[Stored records]
[BEGIN]

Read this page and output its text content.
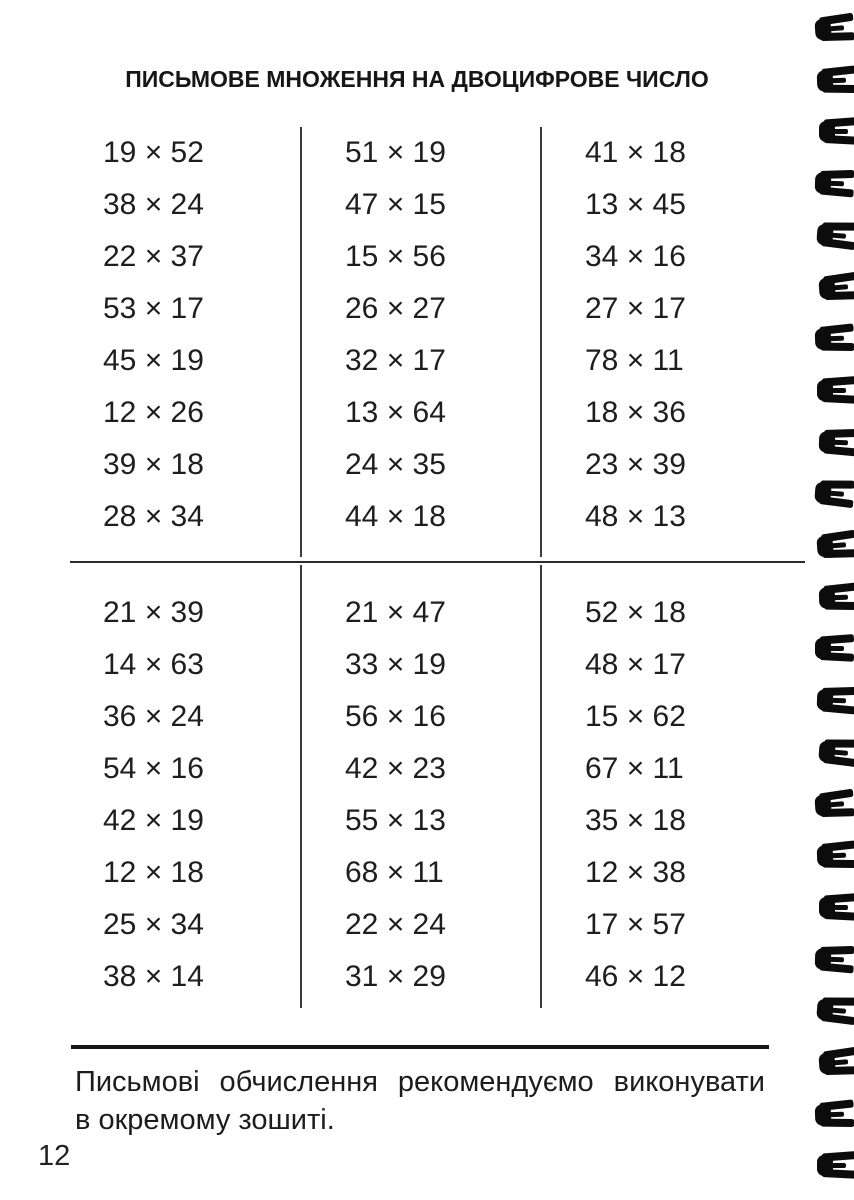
ПИСЬМОВЕ МНОЖЕННЯ НА ДВОЦИФРОВЕ ЧИСЛО
19 × 52
38 × 24
22 × 37
53 × 17
45 × 19
12 × 26
39 × 18
28 × 34
51 × 19
47 × 15
15 × 56
26 × 27
32 × 17
13 × 64
24 × 35
44 × 18
41 × 18
13 × 45
34 × 16
27 × 17
78 × 11
18 × 36
23 × 39
48 × 13
21 × 39
14 × 63
36 × 24
54 × 16
42 × 19
12 × 18
25 × 34
38 × 14
21 × 47
33 × 19
56 × 16
42 × 23
55 × 13
68 × 11
22 × 24
31 × 29
52 × 18
48 × 17
15 × 62
67 × 11
35 × 18
12 × 38
17 × 57
46 × 12
Письмові обчислення рекомендуємо виконувати
в окремому зошиті.
12
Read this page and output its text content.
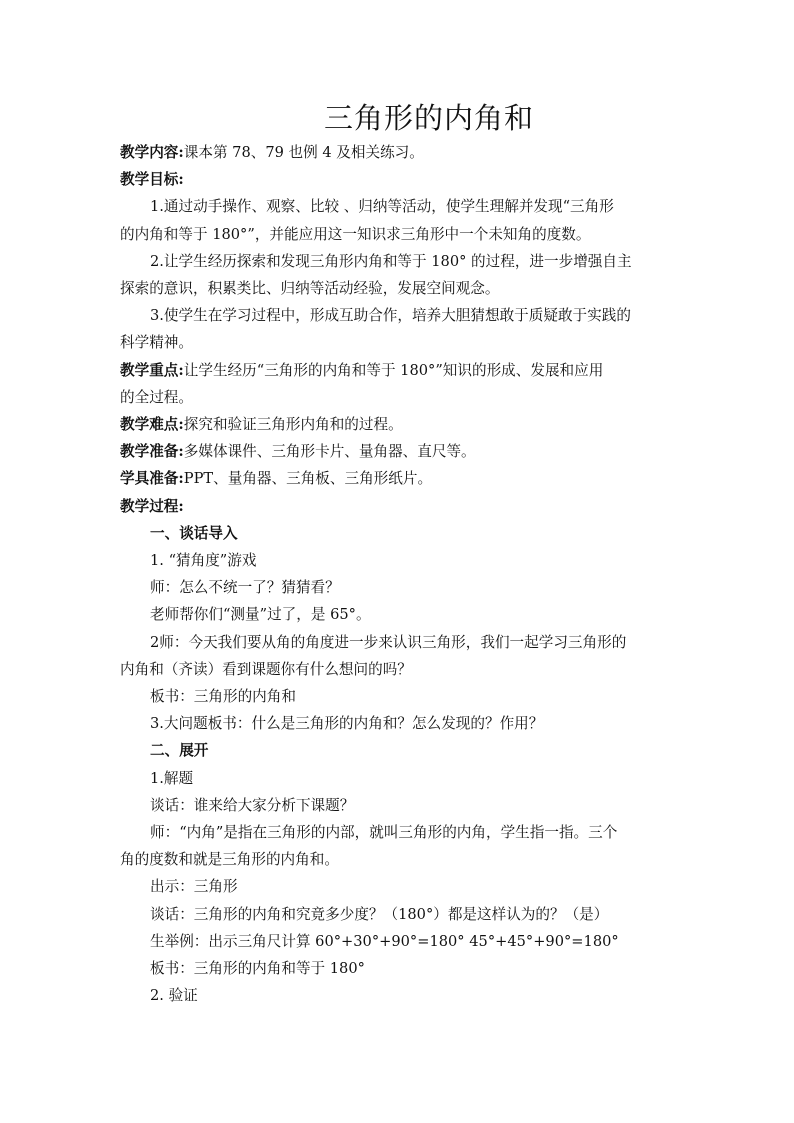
三角形的内角和

教学内容:课本第 78、79 也例 4 及相关练习。

教学目标:

1.通过动手操作、观察、比较 、归纳等活动，使学生理解并发现“三角形

的内角和等于 180°”，并能应用这一知识求三角形中一个未知角的度数。

2.让学生经历探索和发现三角形内角和等于 180° 的过程，进一步增强自主

探索的意识，积累类比、归纳等活动经验，发展空间观念。

3.使学生在学习过程中，形成互助合作，培养大胆猜想敢于质疑敢于实践的

科学精神。

教学重点:让学生经历“三角形的内角和等于 180°”知识的形成、发展和应用

的全过程。

教学难点:探究和验证三角形内角和的过程。

教学准备:多媒体课件、三角形卡片、量角器、直尺等。

学具准备:PPT、量角器、三角板、三角形纸片。

教学过程:

一、谈话导入

1. “猜角度”游戏

师：怎么不统一了？猜猜看？

老师帮你们“测量”过了，是 65°。

2师：今天我们要从角的角度进一步来认识三角形，我们一起学习三角形的

内角和（齐读）看到课题你有什么想问的吗？

板书：三角形的内角和

3.大问题板书：什么是三角形的内角和？怎么发现的？作用？

二、展开

1.解题

谈话：谁来给大家分析下课题？

师：“内角”是指在三角形的内部，就叫三角形的内角，学生指一指。三个

角的度数和就是三角形的内角和。

出示：三角形

谈话：三角形的内角和究竟多少度？（180°）都是这样认为的？（是）

生举例：出示三角尺计算 60°+30°+90°=180° 45°+45°+90°=180°

板书：三角形的内角和等于 180°

2. 验证
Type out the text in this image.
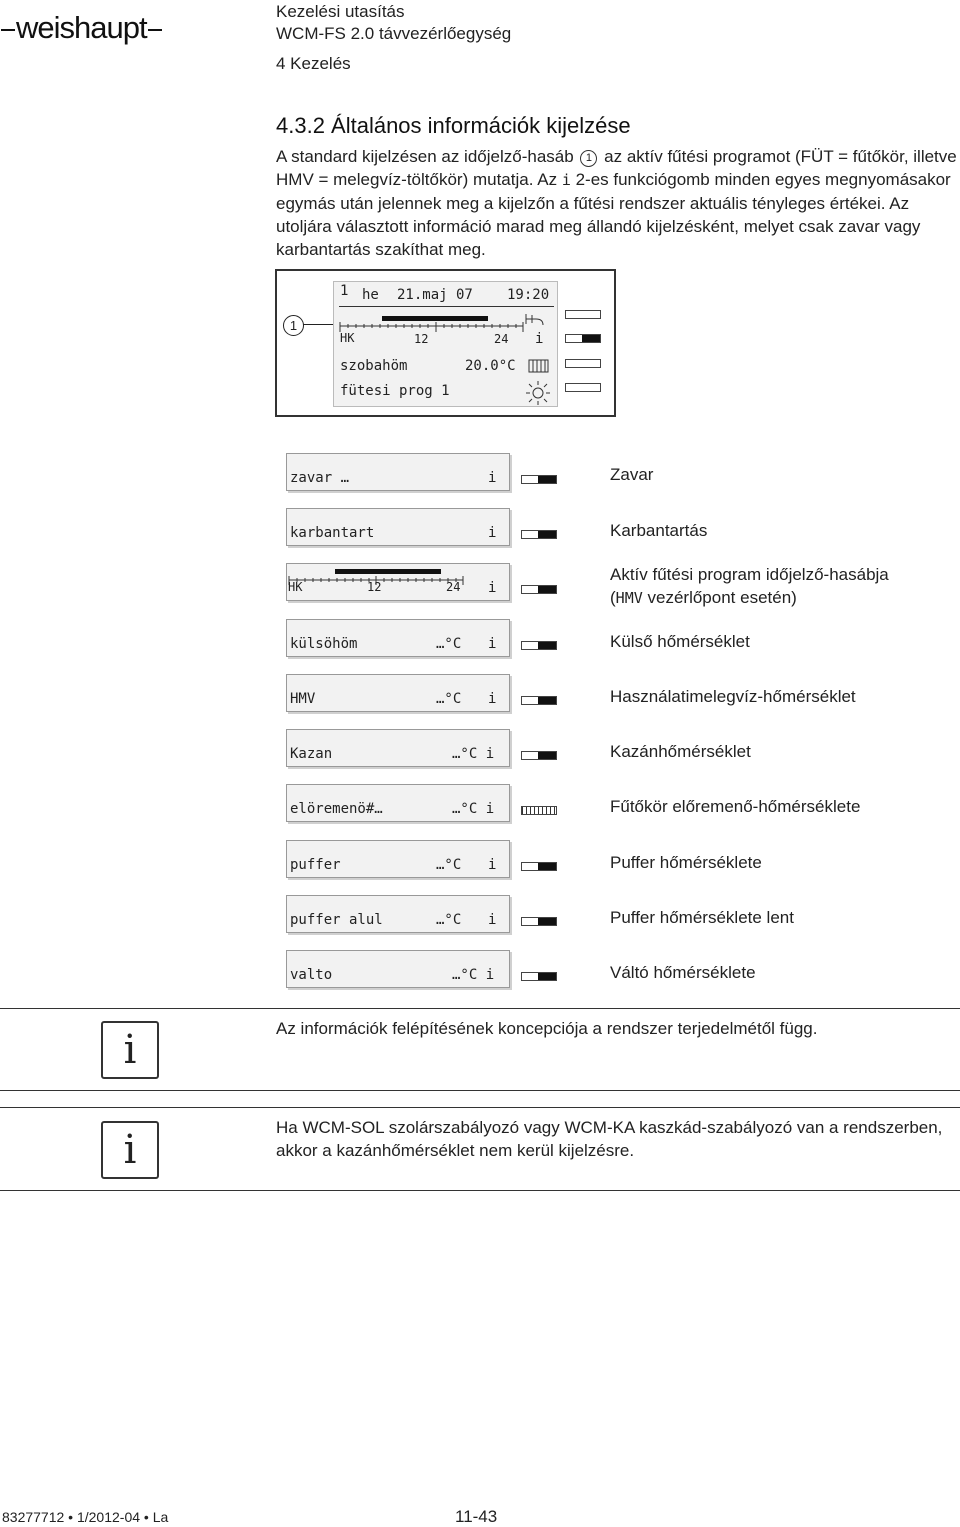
weishaupt	Kezelési utasítás
WCM-FS 2.0 távvezérlőegység
4 Kezelés
4.3.2 Általános információk kijelzése
A standard kijelzésen az időjelző-hasáb 1 az aktív fűtési programot (FÜT = fűtőkör, illetve HMV = melegvíz-töltőkör) mutatja. Az i 2-es funkciógomb minden egyes megnyomásakor egymás után jelennek meg a kijelzőn a fűtési rendszer aktuális tényleges értékei. Az utoljára választott információ marad meg állandó kijelzésként, melyet csak zavar vagy karbantartás szakíthat meg.
1
1 he 21.maj 07 19:20
HK	12	24 i
szobahöm	20.0°C
fütesi prog 1
zavar …	i	Zavar
karbantart	i	Karbantartás
HK	12	24 i
Aktív fűtési program időjelző-hasábja
(HMV vezérlőpont esetén)
külsöhöm	…°C i	Külső hőmérséklet
HMV	…°C i	Használatimelegvíz-hőmérséklet
Kazan	…°C i	Kazánhőmérséklet
elöremenö#…	…°C i	Fűtőkör előremenő-hőmérséklete
puffer	…°C i	Puffer hőmérséklete
puffer alul	…°C i	Puffer hőmérséklete lent
valto	…°C i	Váltó hőmérséklete
i	Az információk felépítésének koncepciója a rendszer terjedelmétől függ.
i	Ha WCM-SOL szolárszabályozó vagy WCM-KA kaszkád-szabályozó van a rendszerben, akkor a kazánhőmérséklet nem kerül kijelzésre.
83277712 • 1/2012-04 • La	11-43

[END]

Exercise instructions:
Reproduce each entry verbatim, excluding any embedded images.

Output of the task:
Read this page and output its text content.
ПИСЬМОВЕ МНОЖЕННЯ НА ДВОЦИФРОВЕ ЧИСЛО
19 × 52
38 × 24
22 × 37
53 × 17
45 × 19
12 × 26
39 × 18
28 × 34
51 × 19
47 × 15
15 × 56
26 × 27
32 × 17
13 × 64
24 × 35
44 × 18
41 × 18
13 × 45
34 × 16
27 × 17
78 × 11
18 × 36
23 × 39
48 × 13
21 × 39
14 × 63
36 × 24
54 × 16
42 × 19
12 × 18
25 × 34
38 × 14
21 × 47
33 × 19
56 × 16
42 × 23
55 × 13
68 × 11
22 × 24
31 × 29
52 × 18
48 × 17
15 × 62
67 × 11
35 × 18
12 × 38
17 × 57
46 × 12
Письмові обчислення рекомендуємо виконувати
в окремому зошиті.
12
Read this page and output its text content.
三角形的内角和

教学内容:课本第 78、79 也例 4 及相关练习。

教学目标:

1.通过动手操作、观察、比较 、归纳等活动，使学生理解并发现“三角形

的内角和等于 180°”，并能应用这一知识求三角形中一个未知角的度数。

2.让学生经历探索和发现三角形内角和等于 180° 的过程，进一步增强自主

探索的意识，积累类比、归纳等活动经验，发展空间观念。

3.使学生在学习过程中，形成互助合作，培养大胆猜想敢于质疑敢于实践的

科学精神。

教学重点:让学生经历“三角形的内角和等于 180°”知识的形成、发展和应用

的全过程。

教学难点:探究和验证三角形内角和的过程。

教学准备:多媒体课件、三角形卡片、量角器、直尺等。

学具准备:PPT、量角器、三角板、三角形纸片。

教学过程:

一、谈话导入

1. “猜角度”游戏

师：怎么不统一了？猜猜看？

老师帮你们“测量”过了，是 65°。

2师：今天我们要从角的角度进一步来认识三角形，我们一起学习三角形的

内角和（齐读）看到课题你有什么想问的吗？

板书：三角形的内角和

3.大问题板书：什么是三角形的内角和？怎么发现的？作用？

二、展开

1.解题

谈话：谁来给大家分析下课题？

师：“内角”是指在三角形的内部，就叫三角形的内角，学生指一指。三个

角的度数和就是三角形的内角和。

出示：三角形

谈话：三角形的内角和究竟多少度？（180°）都是这样认为的？（是）

生举例：出示三角尺计算 60°+30°+90°=180° 45°+45°+90°=180°

板书：三角形的内角和等于 180°

2. 验证
Type out the text in this image.
weishaupt	Kezelési utasítás
WCM-FS 2.0 távvezérlőegység
4 Kezelés
4.3.2 Általános információk kijelzése
A standard kijelzésen az időjelző-hasáb 1 az aktív fűtési programot (FÜT = fűtőkör, illetve HMV = melegvíz-töltőkör) mutatja. Az i 2-es funkciógomb minden egyes megnyomásakor egymás után jelennek meg a kijelzőn a fűtési rendszer aktuális tényleges értékei. Az utoljára választott információ marad meg állandó kijelzésként, melyet csak zavar vagy karbantartás szakíthat meg.
1
1 he 21.maj 07 19:20
HK	12	24 i
szobahöm	20.0°C
fütesi prog 1
zavar …	i	Zavar
karbantart	i	Karbantartás
HK	12	24 i
Aktív fűtési program időjelző-hasábja
(HMV vezérlőpont esetén)
külsöhöm	…°C i	Külső hőmérséklet
HMV	…°C i	Használatimelegvíz-hőmérséklet
Kazan	…°C i	Kazánhőmérséklet
elöremenö#…	…°C i	Fűtőkör előremenő-hőmérséklete
puffer	…°C i	Puffer hőmérséklete
puffer alul	…°C i	Puffer hőmérséklete lent
valto	…°C i	Váltó hőmérséklete
i	Az információk felépítésének koncepciója a rendszer terjedelmétől függ.
i	Ha WCM-SOL szolárszabályozó vagy WCM-KA kaszkád-szabályozó van a rendszerben, akkor a kazánhőmérséklet nem kerül kijelzésre.
83277712 • 1/2012-04 • La	11-43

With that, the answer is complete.